Lines holding the string "type" are the ones to copy; find them all in the data.

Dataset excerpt
* BEGIN *
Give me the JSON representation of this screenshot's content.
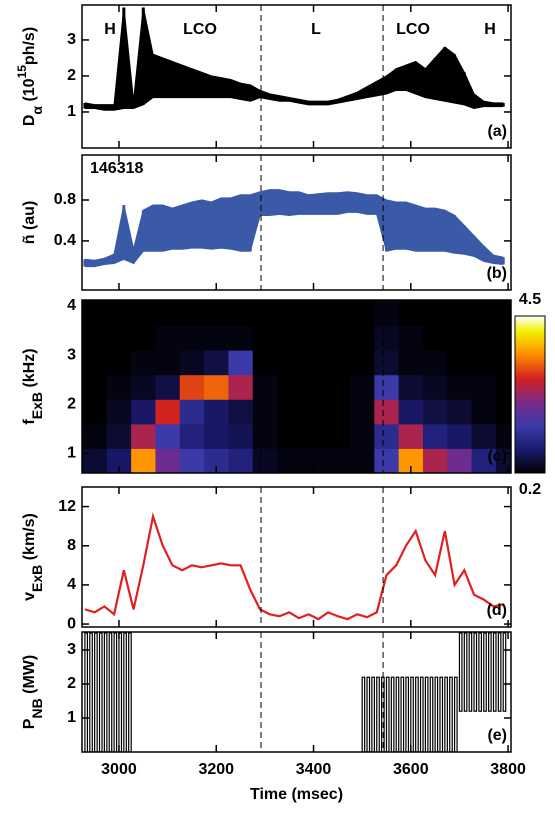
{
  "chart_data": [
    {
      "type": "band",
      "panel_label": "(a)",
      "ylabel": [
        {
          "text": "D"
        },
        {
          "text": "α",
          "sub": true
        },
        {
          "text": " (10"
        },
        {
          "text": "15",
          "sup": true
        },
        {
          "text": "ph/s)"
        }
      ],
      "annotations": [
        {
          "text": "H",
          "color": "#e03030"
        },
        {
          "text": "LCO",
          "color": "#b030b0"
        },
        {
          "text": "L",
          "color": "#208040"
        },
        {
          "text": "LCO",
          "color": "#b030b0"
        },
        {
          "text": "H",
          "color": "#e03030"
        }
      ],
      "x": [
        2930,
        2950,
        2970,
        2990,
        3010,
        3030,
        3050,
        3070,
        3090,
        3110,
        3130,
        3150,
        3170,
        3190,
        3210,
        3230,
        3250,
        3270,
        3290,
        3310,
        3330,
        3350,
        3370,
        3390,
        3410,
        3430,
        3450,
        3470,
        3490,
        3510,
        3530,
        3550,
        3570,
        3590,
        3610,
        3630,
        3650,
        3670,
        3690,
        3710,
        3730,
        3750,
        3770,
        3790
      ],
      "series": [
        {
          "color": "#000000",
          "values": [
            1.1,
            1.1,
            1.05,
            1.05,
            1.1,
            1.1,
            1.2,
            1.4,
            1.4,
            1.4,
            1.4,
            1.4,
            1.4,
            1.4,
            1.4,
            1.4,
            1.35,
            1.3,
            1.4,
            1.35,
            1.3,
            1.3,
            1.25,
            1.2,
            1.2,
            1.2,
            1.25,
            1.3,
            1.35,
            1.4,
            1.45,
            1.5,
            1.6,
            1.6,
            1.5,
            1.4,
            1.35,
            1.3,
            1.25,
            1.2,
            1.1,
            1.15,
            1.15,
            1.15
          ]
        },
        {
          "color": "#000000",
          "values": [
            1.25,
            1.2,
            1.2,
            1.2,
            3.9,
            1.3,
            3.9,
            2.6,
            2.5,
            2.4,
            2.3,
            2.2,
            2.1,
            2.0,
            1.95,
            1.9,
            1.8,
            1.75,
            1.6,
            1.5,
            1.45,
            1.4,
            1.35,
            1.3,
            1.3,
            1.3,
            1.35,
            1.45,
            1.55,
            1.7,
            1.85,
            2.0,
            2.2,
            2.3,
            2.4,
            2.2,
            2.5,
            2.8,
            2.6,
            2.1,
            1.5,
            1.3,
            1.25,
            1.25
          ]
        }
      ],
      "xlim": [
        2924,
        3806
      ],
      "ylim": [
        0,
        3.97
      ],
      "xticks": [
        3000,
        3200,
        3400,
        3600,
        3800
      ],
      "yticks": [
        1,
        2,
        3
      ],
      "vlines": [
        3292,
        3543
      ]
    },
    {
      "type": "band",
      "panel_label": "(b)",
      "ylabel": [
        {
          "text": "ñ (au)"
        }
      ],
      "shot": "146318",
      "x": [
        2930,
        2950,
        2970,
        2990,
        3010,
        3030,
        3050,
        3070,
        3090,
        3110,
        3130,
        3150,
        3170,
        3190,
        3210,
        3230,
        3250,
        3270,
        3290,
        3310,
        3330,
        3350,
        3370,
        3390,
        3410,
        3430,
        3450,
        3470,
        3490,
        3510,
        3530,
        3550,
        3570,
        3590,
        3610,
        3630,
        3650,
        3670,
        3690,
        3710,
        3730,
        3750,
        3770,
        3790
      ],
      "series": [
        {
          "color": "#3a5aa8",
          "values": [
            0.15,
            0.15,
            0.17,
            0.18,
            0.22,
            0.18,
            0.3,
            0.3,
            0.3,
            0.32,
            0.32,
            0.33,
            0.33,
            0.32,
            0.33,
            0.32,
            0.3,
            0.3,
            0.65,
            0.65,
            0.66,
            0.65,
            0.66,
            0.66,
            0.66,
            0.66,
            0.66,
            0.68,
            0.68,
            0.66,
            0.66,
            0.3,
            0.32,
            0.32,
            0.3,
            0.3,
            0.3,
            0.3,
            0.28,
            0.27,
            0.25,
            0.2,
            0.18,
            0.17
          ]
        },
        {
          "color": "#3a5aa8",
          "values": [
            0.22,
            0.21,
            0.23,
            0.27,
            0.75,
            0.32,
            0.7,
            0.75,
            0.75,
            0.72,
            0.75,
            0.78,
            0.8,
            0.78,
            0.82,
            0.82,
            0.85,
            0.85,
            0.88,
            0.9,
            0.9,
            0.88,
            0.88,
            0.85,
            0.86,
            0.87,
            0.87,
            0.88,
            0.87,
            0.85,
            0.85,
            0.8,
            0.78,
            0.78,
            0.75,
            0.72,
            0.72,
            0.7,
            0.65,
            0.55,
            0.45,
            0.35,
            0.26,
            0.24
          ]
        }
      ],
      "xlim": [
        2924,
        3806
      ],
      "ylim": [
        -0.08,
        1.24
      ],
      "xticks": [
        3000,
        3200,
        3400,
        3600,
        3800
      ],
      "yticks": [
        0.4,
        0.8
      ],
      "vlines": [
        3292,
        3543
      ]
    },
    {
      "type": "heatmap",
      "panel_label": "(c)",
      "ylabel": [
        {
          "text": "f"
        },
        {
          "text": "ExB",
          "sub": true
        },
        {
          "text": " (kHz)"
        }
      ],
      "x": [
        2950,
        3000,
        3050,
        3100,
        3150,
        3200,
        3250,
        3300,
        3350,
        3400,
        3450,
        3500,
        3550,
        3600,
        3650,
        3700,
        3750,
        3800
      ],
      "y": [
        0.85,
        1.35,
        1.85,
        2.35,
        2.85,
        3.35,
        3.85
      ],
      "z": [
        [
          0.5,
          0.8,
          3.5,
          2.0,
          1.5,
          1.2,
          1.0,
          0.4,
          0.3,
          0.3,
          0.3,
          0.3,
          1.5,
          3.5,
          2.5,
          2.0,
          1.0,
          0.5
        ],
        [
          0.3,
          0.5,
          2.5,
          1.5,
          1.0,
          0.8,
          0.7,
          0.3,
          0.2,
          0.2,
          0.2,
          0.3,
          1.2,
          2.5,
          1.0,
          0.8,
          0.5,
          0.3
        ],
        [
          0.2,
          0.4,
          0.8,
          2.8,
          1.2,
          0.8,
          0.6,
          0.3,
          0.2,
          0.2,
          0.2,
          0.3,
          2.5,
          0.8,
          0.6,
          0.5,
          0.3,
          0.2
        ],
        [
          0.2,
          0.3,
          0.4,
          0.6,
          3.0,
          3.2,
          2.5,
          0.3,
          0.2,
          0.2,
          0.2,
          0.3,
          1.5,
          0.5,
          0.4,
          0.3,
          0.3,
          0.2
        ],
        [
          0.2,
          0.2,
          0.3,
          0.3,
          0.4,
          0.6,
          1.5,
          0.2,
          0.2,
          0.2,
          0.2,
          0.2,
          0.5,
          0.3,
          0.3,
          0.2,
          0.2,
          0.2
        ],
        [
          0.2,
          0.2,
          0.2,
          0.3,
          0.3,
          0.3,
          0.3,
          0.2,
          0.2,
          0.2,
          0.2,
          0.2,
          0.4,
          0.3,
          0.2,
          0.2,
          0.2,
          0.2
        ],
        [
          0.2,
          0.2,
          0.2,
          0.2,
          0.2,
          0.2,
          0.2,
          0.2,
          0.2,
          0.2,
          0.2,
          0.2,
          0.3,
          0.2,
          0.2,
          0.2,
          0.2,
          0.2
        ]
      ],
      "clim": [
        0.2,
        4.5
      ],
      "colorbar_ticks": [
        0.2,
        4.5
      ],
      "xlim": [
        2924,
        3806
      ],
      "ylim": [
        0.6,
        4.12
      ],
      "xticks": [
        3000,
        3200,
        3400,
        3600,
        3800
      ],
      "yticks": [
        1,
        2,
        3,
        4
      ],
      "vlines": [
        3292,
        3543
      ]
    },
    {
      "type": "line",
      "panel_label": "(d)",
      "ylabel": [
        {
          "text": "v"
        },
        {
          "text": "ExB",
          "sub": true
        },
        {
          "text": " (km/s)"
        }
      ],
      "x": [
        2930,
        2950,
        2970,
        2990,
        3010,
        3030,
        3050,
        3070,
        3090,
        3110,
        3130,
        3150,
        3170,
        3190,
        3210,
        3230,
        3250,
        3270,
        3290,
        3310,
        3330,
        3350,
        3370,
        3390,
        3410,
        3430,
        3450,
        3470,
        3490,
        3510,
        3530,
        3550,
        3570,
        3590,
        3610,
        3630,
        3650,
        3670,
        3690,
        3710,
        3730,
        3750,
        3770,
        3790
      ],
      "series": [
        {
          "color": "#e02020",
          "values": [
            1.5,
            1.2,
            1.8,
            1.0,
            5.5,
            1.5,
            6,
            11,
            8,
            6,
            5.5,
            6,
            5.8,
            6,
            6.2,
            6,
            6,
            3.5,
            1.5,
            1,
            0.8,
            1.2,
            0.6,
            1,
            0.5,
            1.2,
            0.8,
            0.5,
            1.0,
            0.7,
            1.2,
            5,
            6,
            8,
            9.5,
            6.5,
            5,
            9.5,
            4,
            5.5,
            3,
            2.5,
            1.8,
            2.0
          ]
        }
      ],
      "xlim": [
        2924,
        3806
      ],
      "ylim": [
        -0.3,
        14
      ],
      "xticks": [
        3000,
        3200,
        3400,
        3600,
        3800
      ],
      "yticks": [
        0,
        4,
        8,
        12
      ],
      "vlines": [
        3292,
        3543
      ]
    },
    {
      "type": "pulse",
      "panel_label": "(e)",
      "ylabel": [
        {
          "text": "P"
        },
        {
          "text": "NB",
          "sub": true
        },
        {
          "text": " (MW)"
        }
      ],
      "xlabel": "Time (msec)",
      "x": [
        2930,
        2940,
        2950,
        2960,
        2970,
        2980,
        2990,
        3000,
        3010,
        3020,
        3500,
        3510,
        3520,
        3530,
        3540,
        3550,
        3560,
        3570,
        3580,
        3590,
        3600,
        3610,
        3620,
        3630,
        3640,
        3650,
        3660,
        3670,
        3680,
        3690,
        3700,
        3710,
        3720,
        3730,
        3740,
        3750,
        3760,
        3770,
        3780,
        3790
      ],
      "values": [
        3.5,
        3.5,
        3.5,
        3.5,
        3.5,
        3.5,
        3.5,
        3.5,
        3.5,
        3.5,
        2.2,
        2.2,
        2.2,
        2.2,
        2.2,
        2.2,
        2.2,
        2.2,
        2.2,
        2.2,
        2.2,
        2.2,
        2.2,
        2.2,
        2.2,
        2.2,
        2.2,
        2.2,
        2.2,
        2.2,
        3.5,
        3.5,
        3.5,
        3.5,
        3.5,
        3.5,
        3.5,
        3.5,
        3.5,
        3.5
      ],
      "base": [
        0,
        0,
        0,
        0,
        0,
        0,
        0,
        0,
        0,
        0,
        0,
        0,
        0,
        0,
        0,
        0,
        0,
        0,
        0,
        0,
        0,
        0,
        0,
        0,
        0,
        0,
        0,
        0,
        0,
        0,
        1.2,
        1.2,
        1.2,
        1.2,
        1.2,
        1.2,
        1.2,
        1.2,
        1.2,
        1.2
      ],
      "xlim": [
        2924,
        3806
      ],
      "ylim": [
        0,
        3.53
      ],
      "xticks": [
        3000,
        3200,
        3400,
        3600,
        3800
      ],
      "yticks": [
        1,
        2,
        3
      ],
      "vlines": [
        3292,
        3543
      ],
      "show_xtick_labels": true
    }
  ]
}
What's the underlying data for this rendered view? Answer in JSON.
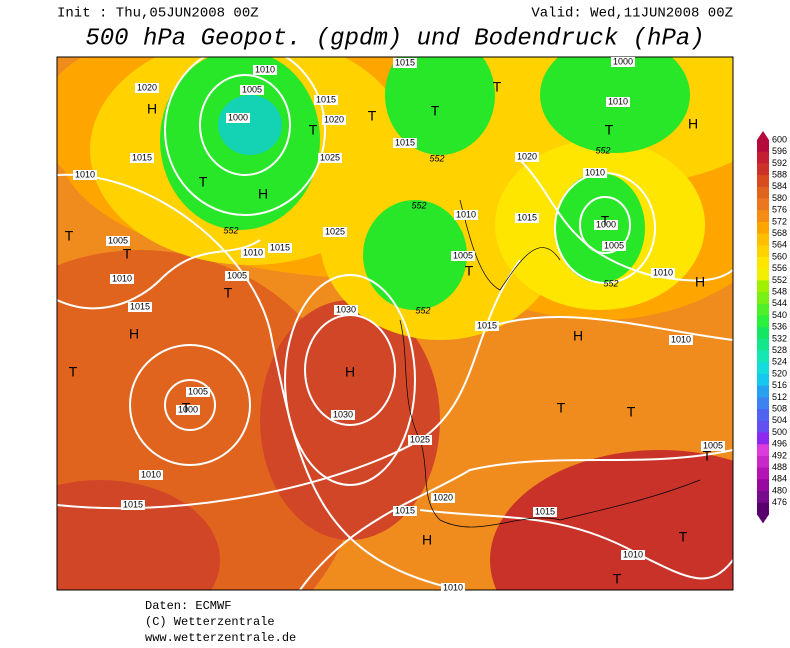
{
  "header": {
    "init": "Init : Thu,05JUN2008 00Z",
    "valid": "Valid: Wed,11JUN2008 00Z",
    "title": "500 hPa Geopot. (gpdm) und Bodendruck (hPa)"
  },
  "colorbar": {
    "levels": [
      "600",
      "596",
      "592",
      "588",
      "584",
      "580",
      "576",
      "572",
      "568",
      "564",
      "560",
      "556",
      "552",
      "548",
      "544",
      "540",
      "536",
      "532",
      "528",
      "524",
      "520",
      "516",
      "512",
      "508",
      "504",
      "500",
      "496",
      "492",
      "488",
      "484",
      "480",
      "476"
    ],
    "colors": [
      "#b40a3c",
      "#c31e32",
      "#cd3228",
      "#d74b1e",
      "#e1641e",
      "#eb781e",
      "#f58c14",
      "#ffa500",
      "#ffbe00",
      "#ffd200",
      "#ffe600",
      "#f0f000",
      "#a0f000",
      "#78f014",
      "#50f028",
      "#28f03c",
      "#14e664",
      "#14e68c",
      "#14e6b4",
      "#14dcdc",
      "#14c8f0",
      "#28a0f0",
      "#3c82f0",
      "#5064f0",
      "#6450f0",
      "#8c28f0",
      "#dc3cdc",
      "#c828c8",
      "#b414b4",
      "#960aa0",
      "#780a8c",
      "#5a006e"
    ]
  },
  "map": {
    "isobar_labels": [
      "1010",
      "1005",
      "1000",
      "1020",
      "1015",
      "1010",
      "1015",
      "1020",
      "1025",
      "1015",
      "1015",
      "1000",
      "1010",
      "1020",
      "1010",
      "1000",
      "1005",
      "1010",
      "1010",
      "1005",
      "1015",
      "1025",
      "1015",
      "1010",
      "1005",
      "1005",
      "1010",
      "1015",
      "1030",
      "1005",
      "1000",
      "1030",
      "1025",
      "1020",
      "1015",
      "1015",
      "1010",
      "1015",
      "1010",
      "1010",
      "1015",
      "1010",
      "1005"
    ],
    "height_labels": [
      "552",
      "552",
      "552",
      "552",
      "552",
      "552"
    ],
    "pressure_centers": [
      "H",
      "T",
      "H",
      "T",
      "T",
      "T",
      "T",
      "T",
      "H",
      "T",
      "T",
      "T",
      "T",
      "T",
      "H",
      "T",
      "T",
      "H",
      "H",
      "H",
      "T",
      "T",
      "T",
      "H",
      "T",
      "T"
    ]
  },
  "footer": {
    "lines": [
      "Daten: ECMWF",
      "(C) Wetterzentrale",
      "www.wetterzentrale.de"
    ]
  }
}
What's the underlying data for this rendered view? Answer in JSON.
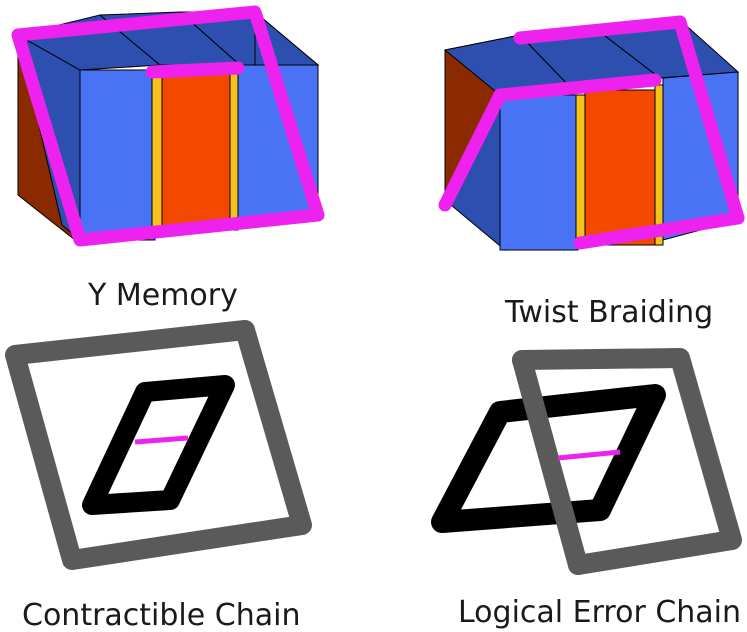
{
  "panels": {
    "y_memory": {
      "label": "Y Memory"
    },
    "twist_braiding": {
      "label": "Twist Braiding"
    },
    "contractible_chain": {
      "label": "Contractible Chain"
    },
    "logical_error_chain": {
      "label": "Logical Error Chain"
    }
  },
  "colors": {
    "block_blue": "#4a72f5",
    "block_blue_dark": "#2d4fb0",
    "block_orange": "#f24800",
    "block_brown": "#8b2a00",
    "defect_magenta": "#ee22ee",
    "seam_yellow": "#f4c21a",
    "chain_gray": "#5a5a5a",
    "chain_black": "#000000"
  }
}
* END *
▶ [Exercise solution]
      "type": "band",
      "type": "band",
      "type": "heatmap",
      "type": "line",
      "type": "pulse",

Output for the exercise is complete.